» What the exercise asks:
Carry none of the pictures over; set down the material below exactly.

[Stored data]
== == ==

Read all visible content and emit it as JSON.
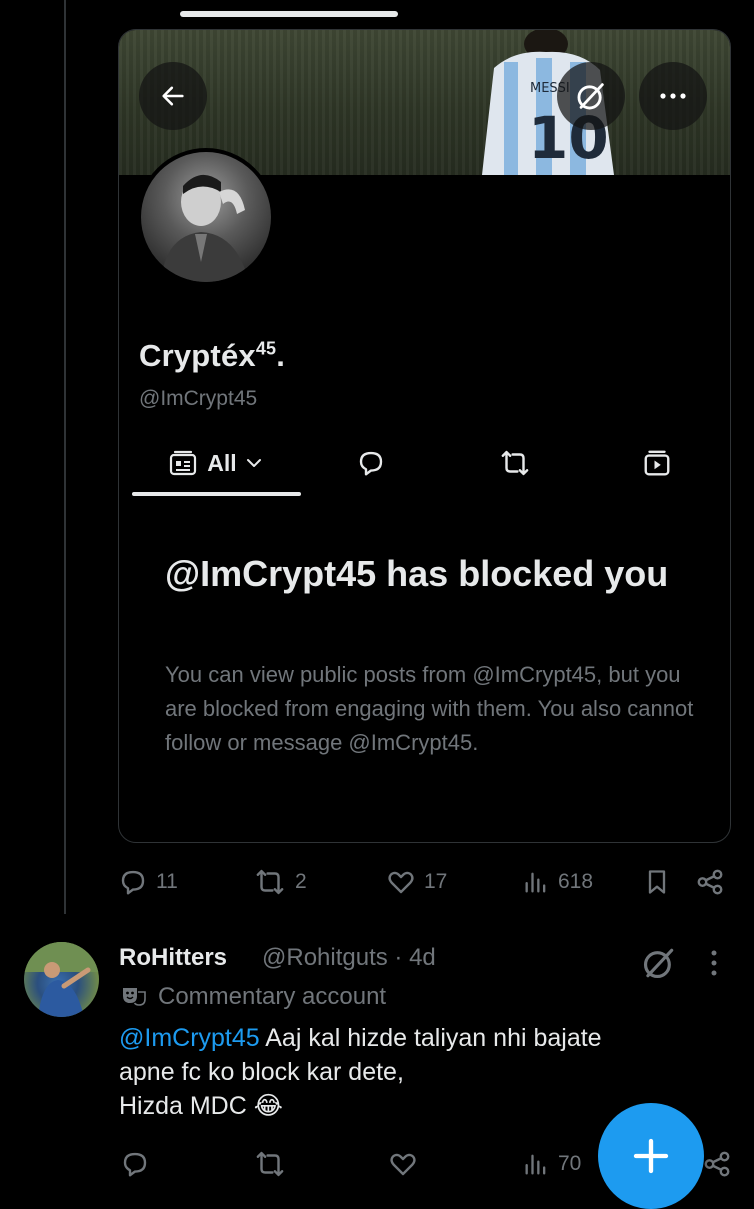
{
  "card": {
    "display_name": "Cryptéx",
    "display_name_sup": "45",
    "display_name_suffix": ".",
    "handle": "@ImCrypt45",
    "jersey_text": "10",
    "jersey_name": "MESSI",
    "tabs": [
      {
        "label": "All",
        "icon": "feed-icon"
      },
      {
        "label": "",
        "icon": "reply-bubble-icon"
      },
      {
        "label": "",
        "icon": "repost-icon"
      },
      {
        "label": "",
        "icon": "media-icon"
      }
    ],
    "blocked_title": "@ImCrypt45 has blocked you",
    "blocked_desc": "You can view public posts from @ImCrypt45, but you are blocked from engaging with them. You also cannot follow or message @ImCrypt45."
  },
  "post_actions": {
    "replies": "11",
    "reposts": "2",
    "likes": "17",
    "views": "618"
  },
  "reply": {
    "name": "RoHitters",
    "handle": "@Rohitguts · 4d",
    "label": "Commentary account",
    "mention": "@ImCrypt45",
    "text_line1": " Aaj kal hizde taliyan nhi bajate",
    "text_line2": "apne fc ko block kar dete,",
    "text_line3": "Hizda MDC 😂",
    "views": "70"
  },
  "colors": {
    "accent": "#1d9bf0",
    "muted": "#71767b",
    "text": "#e7e9ea",
    "border": "#2f3336"
  }
}
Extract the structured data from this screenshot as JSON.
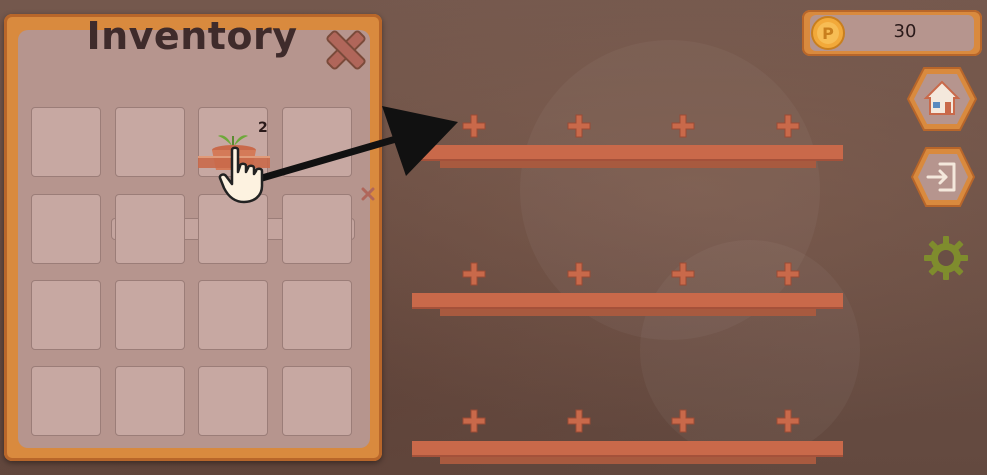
{
  "inventory": {
    "title": "Inventory",
    "item_count": "2"
  },
  "currency": {
    "value": "30",
    "symbol": "P"
  },
  "icons": {
    "close": "close-icon",
    "home": "home-icon",
    "exit": "exit-icon",
    "settings": "gear-icon",
    "hand": "hand-pointer-icon",
    "pot": "plant-pot-icon",
    "coin": "coin-icon"
  },
  "colors": {
    "panel_frame": "#d98a3e",
    "panel_fill": "#b6958e",
    "slot": "#c7a8a2",
    "shelf": "#c9694a",
    "plus": "#c9694a",
    "title_text": "#3f2b2b",
    "gear": "#7f8c2d"
  }
}
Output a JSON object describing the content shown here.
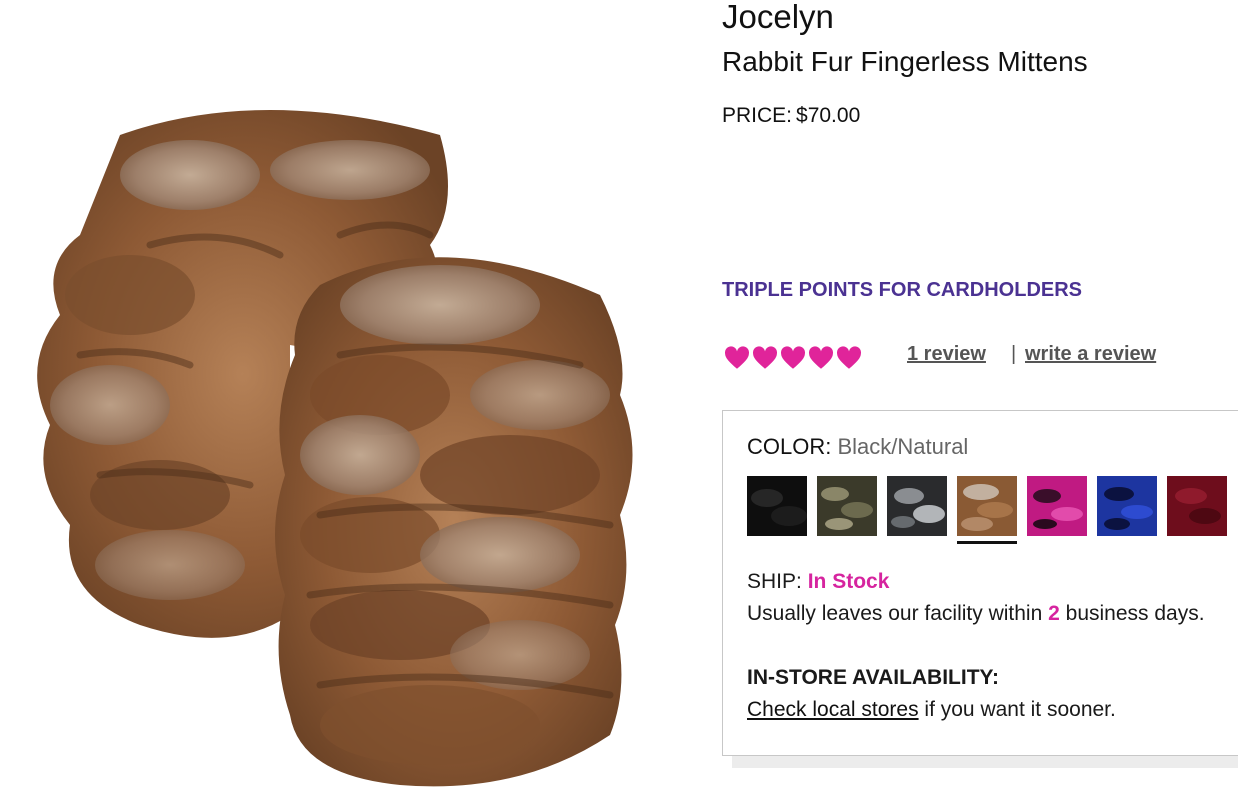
{
  "product": {
    "brand": "Jocelyn",
    "name": "Rabbit Fur Fingerless Mittens",
    "price_label": "PRICE:",
    "price_value": "$70.00"
  },
  "promo": "TRIPLE POINTS FOR CARDHOLDERS",
  "reviews": {
    "rating": 5,
    "max_rating": 5,
    "icon": "heart-icon",
    "heart_color": "#e0249a",
    "count_link": "1 review",
    "separator": "|",
    "write_link": "write a review"
  },
  "color": {
    "label": "COLOR:",
    "selected": "Black/Natural",
    "swatches": [
      {
        "icon": "black-fur-swatch",
        "color": "#0e0e0e"
      },
      {
        "icon": "olive-fur-swatch",
        "color": "#4b4a36"
      },
      {
        "icon": "grey-fur-swatch",
        "color": "#505355"
      },
      {
        "icon": "natural-fur-swatch",
        "color": "#8a6446"
      },
      {
        "icon": "pink-fur-swatch",
        "color": "#c01a82"
      },
      {
        "icon": "blue-fur-swatch",
        "color": "#1d35a0"
      },
      {
        "icon": "burgundy-fur-swatch",
        "color": "#6e0d1c"
      }
    ],
    "selected_index": 3
  },
  "shipping": {
    "label": "SHIP:",
    "status": "In Stock",
    "status_color": "#d6249f",
    "note_before": "Usually leaves our facility within ",
    "days": "2",
    "note_after": " business days."
  },
  "instore": {
    "title": "IN-STORE AVAILABILITY:",
    "link": "Check local stores",
    "suffix": " if you want it sooner."
  }
}
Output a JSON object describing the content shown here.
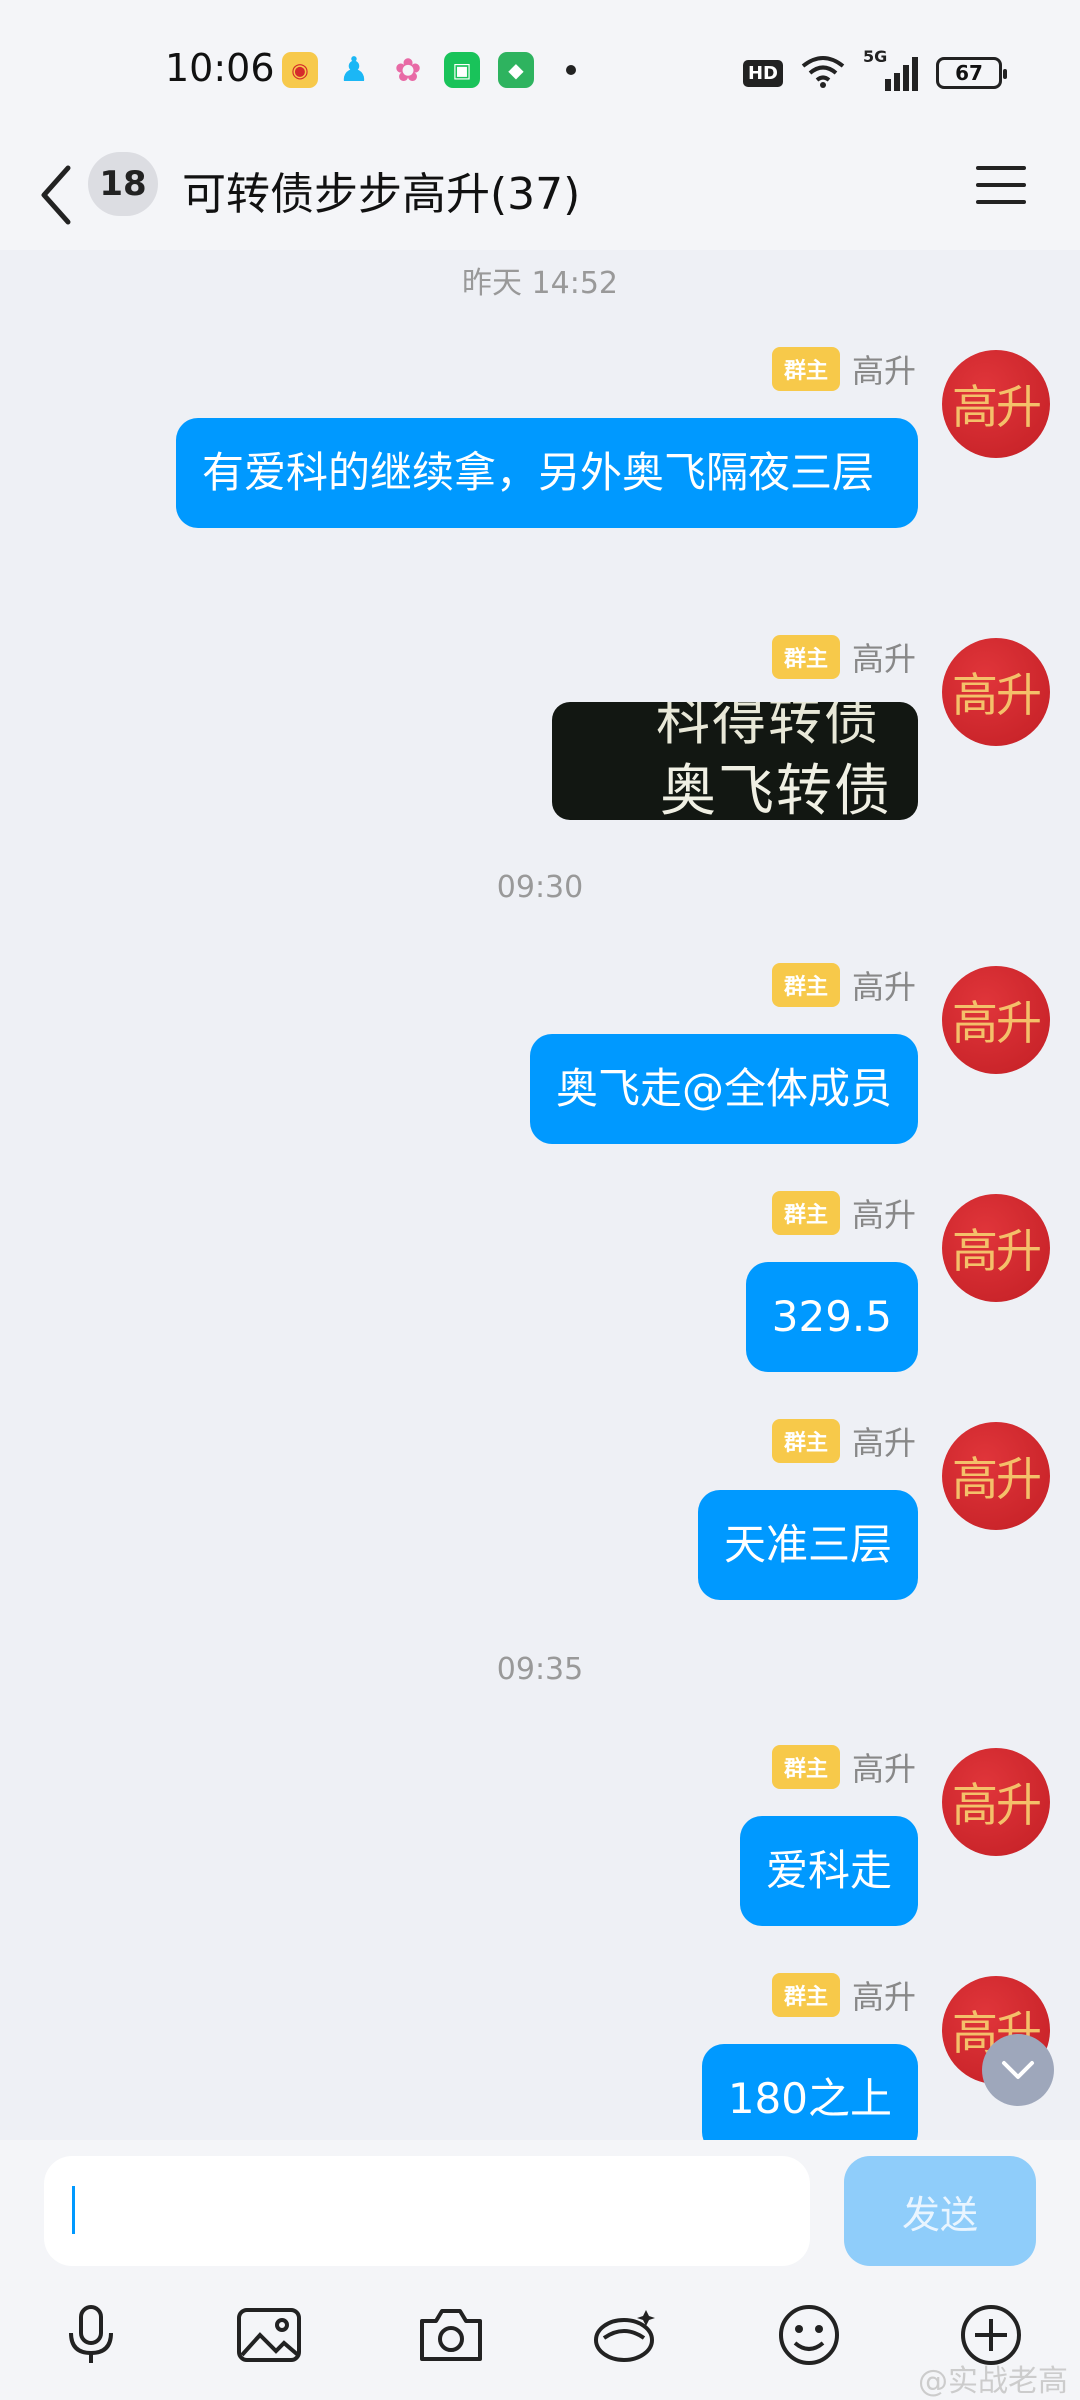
{
  "status_bar": {
    "time": "10:06",
    "hd_label": "HD",
    "signal_label": "5G",
    "battery_level": "67",
    "icons": [
      "weibo-icon",
      "qq-icon",
      "app-icon",
      "green-app-icon",
      "shield-icon",
      "notification-dot-icon",
      "wifi-icon",
      "signal-icon",
      "battery-icon"
    ]
  },
  "header": {
    "unread_count": "18",
    "title": "可转债步步高升(37)"
  },
  "chat": {
    "timestamps": [
      "昨天 14:52",
      "09:30",
      "09:35"
    ],
    "sender_role": "群主",
    "sender_name": "高升",
    "avatar_text": "高升",
    "messages": [
      {
        "type": "text",
        "text": "有爱科的继续拿，另外奥飞隔夜三层"
      },
      {
        "type": "image",
        "image_text_top": "科得转债",
        "image_text": "奥飞转债"
      },
      {
        "type": "text",
        "text": "奥飞走@全体成员"
      },
      {
        "type": "text",
        "text": "329.5"
      },
      {
        "type": "text",
        "text": "天准三层"
      },
      {
        "type": "text",
        "text": "爱科走"
      },
      {
        "type": "text",
        "text": "180之上"
      }
    ]
  },
  "input": {
    "placeholder": "",
    "send_label": "发送"
  },
  "toolbar": {
    "items": [
      "microphone-icon",
      "image-icon",
      "camera-icon",
      "red-packet-icon",
      "emoji-icon",
      "plus-icon"
    ]
  },
  "watermark": "@实战老高",
  "colors": {
    "bubble": "#0099ff",
    "badge": "#f7c94a",
    "avatar": "#c31f25",
    "send_disabled": "#8fcdfa"
  }
}
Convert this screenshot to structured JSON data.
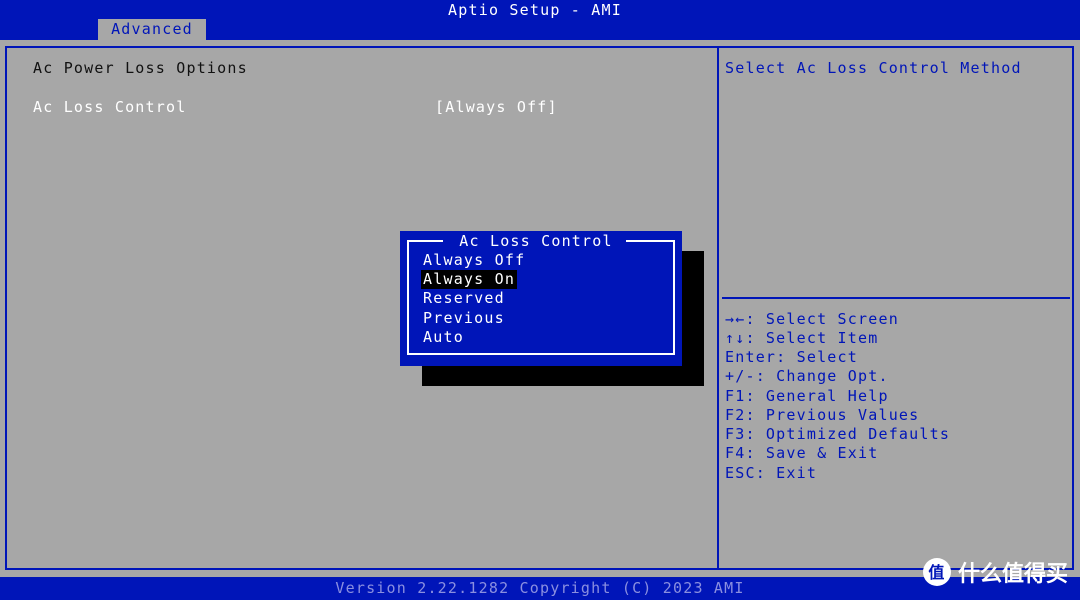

== == ==

» Solution to this problem:
Read all visible content and emit it as JSON.
{
  "card": {
    "display_name": "Cryptéx",
    "display_name_sup": "45",
    "display_name_suffix": ".",
    "handle": "@ImCrypt45",
    "jersey_text": "10",
    "jersey_name": "MESSI",
    "tabs": [
      {
        "label": "All",
        "icon": "feed-icon"
      },
      {
        "label": "",
        "icon": "reply-bubble-icon"
      },
      {
        "label": "",
        "icon": "repost-icon"
      },
      {
        "label": "",
        "icon": "media-icon"
      }
    ],
    "blocked_title": "@ImCrypt45 has blocked you",
    "blocked_desc": "You can view public posts from @ImCrypt45, but you are blocked from engaging with them. You also cannot follow or message @ImCrypt45."
  },
  "post_actions": {
    "replies": "11",
    "reposts": "2",
    "likes": "17",
    "views": "618"
  },
  "reply": {
    "name": "RoHitters",
    "handle": "@Rohitguts · 4d",
    "label": "Commentary account",
    "mention": "@ImCrypt45",
    "text_line1": " Aaj kal hizde taliyan nhi bajate",
    "text_line2": "apne fc ko block kar dete,",
    "text_line3": "Hizda MDC 😂",
    "views": "70"
  },
  "colors": {
    "accent": "#1d9bf0",
    "muted": "#71767b",
    "text": "#e7e9ea",
    "border": "#2f3336"
  }
}
Extract the structured data from this screenshot as JSON.
{
  "inventory": {
    "title": "Inventory",
    "item_count": "2"
  },
  "currency": {
    "value": "30",
    "symbol": "P"
  },
  "icons": {
    "close": "close-icon",
    "home": "home-icon",
    "exit": "exit-icon",
    "settings": "gear-icon",
    "hand": "hand-pointer-icon",
    "pot": "plant-pot-icon",
    "coin": "coin-icon"
  },
  "colors": {
    "panel_frame": "#d98a3e",
    "panel_fill": "#b6958e",
    "slot": "#c7a8a2",
    "shelf": "#c9694a",
    "plus": "#c9694a",
    "title_text": "#3f2b2b",
    "gear": "#7f8c2d"
  }
}
Output a JSON object describing the content shown here.
{
  "product": {
    "brand": "Jocelyn",
    "name": "Rabbit Fur Fingerless Mittens",
    "price_label": "PRICE:",
    "price_value": "$70.00"
  },
  "promo": "TRIPLE POINTS FOR CARDHOLDERS",
  "reviews": {
    "rating": 5,
    "max_rating": 5,
    "icon": "heart-icon",
    "heart_color": "#e0249a",
    "count_link": "1 review",
    "separator": "|",
    "write_link": "write a review"
  },
  "color": {
    "label": "COLOR:",
    "selected": "Black/Natural",
    "swatches": [
      {
        "icon": "black-fur-swatch",
        "color": "#0e0e0e"
      },
      {
        "icon": "olive-fur-swatch",
        "color": "#4b4a36"
      },
      {
        "icon": "grey-fur-swatch",
        "color": "#505355"
      },
      {
        "icon": "natural-fur-swatch",
        "color": "#8a6446"
      },
      {
        "icon": "pink-fur-swatch",
        "color": "#c01a82"
      },
      {
        "icon": "blue-fur-swatch",
        "color": "#1d35a0"
      },
      {
        "icon": "burgundy-fur-swatch",
        "color": "#6e0d1c"
      }
    ],
    "selected_index": 3
  },
  "shipping": {
    "label": "SHIP:",
    "status": "In Stock",
    "status_color": "#d6249f",
    "note_before": "Usually leaves our facility within ",
    "days": "2",
    "note_after": " business days."
  },
  "instore": {
    "title": "IN-STORE AVAILABILITY:",
    "link": "Check local stores",
    "suffix": " if you want it sooner."
  }
}
Output a JSON object describing the content shown here.
{
  "status_bar": {
    "time": "10:06",
    "hd_label": "HD",
    "signal_label": "5G",
    "battery_level": "67",
    "icons": [
      "weibo-icon",
      "qq-icon",
      "app-icon",
      "green-app-icon",
      "shield-icon",
      "notification-dot-icon",
      "wifi-icon",
      "signal-icon",
      "battery-icon"
    ]
  },
  "header": {
    "unread_count": "18",
    "title": "可转债步步高升(37)"
  },
  "chat": {
    "timestamps": [
      "昨天 14:52",
      "09:30",
      "09:35"
    ],
    "sender_role": "群主",
    "sender_name": "高升",
    "avatar_text": "高升",
    "messages": [
      {
        "type": "text",
        "text": "有爱科的继续拿，另外奥飞隔夜三层"
      },
      {
        "type": "image",
        "image_text_top": "科得转债",
        "image_text": "奥飞转债"
      },
      {
        "type": "text",
        "text": "奥飞走@全体成员"
      },
      {
        "type": "text",
        "text": "329.5"
      },
      {
        "type": "text",
        "text": "天准三层"
      },
      {
        "type": "text",
        "text": "爱科走"
      },
      {
        "type": "text",
        "text": "180之上"
      }
    ]
  },
  "input": {
    "placeholder": "",
    "send_label": "发送"
  },
  "toolbar": {
    "items": [
      "microphone-icon",
      "image-icon",
      "camera-icon",
      "red-packet-icon",
      "emoji-icon",
      "plus-icon"
    ]
  },
  "watermark": "@实战老高",
  "colors": {
    "bubble": "#0099ff",
    "badge": "#f7c94a",
    "avatar": "#c31f25",
    "send_disabled": "#8fcdfa"
  }
}
Convert this screenshot to structured JSON data.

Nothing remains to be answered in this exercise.